━━━ AVAILABLE DATA

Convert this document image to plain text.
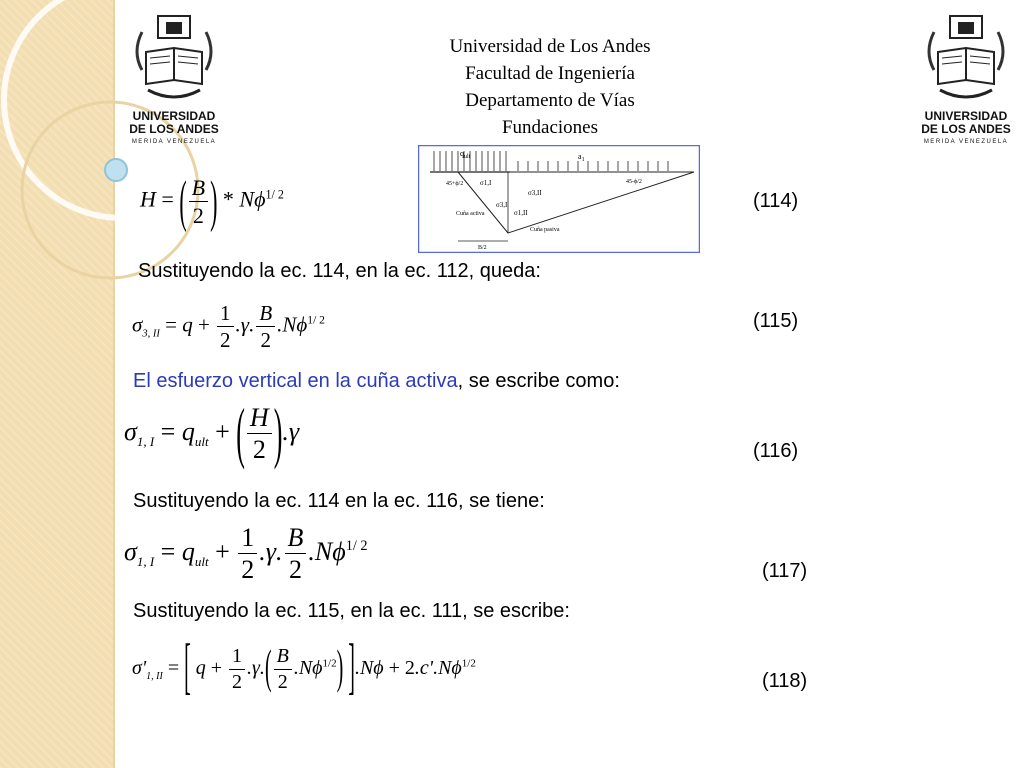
UNIVERSIDAD
DE LOS ANDES
MERIDA VENEZUELA
UNIVERSIDAD
DE LOS ANDES
MERIDA VENEZUELA
Universidad de Los Andes
Facultad de Ingeniería
Departamento de Vías
Fundaciones
$q_{ult}$	$a_1$
45+ϕ/2	45-ϕ/2
σ1,I
σ3,II
σ3,I
σ1,II
Cuña activa
Cuña pasiva
B/2
H = ( $\frac{B}{2}$ ) * $N\phi^{1/ 2}$	(114)
Sustituyendo la ec. 114, en la ec. 112, queda:
$\sigma_{3, II} = q + \frac{1}{2} .\gamma$. $\frac{B}{2} .N\phi^{1/ 2}$	(115)
El esfuerzo vertical en la cuña activa, se escribe como:
$\sigma_{1, I} = q_{ult}$ + ( $\frac{H}{2} ).\gamma$
(116)
Sustituyendo la ec. 114 en la ec. 116, se tiene:
$\sigma_{1, I} = q_{ult} + \frac{1}{2} .\gamma$. $\frac{B}{2} .N\phi^{1/ 2}$
(117)
Sustituyendo la ec. 115, en la ec. 111, se escribe:
$\sigma'_{1, II}$ = [ $q + \frac{1}{2} .\gamma.( \frac{B}{2} .N\phi^{1/2}) ].N\phi + 2.c'.N\phi^{1/2}$
(118)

━━━━━━

* TASK DETAILS
Where a line holds the string "frac", copy that line.

* TASK RESULT
H = ( $\frac{B}{2}$ ) * $N\phi^{1/ 2}$	(114)
$\sigma_{3, II} = q + \frac{1}{2} .\gamma$. $\frac{B}{2} .N\phi^{1/ 2}$	(115)
$\sigma_{1, I} = q_{ult}$ + ( $\frac{H}{2} ).\gamma$
$\sigma_{1, I} = q_{ult} + \frac{1}{2} .\gamma$. $\frac{B}{2} .N\phi^{1/ 2}$
$\sigma'_{1, II}$ = [ $q + \frac{1}{2} .\gamma.( \frac{B}{2} .N\phi^{1/2}) ].N\phi + 2.c'.N\phi^{1/2}$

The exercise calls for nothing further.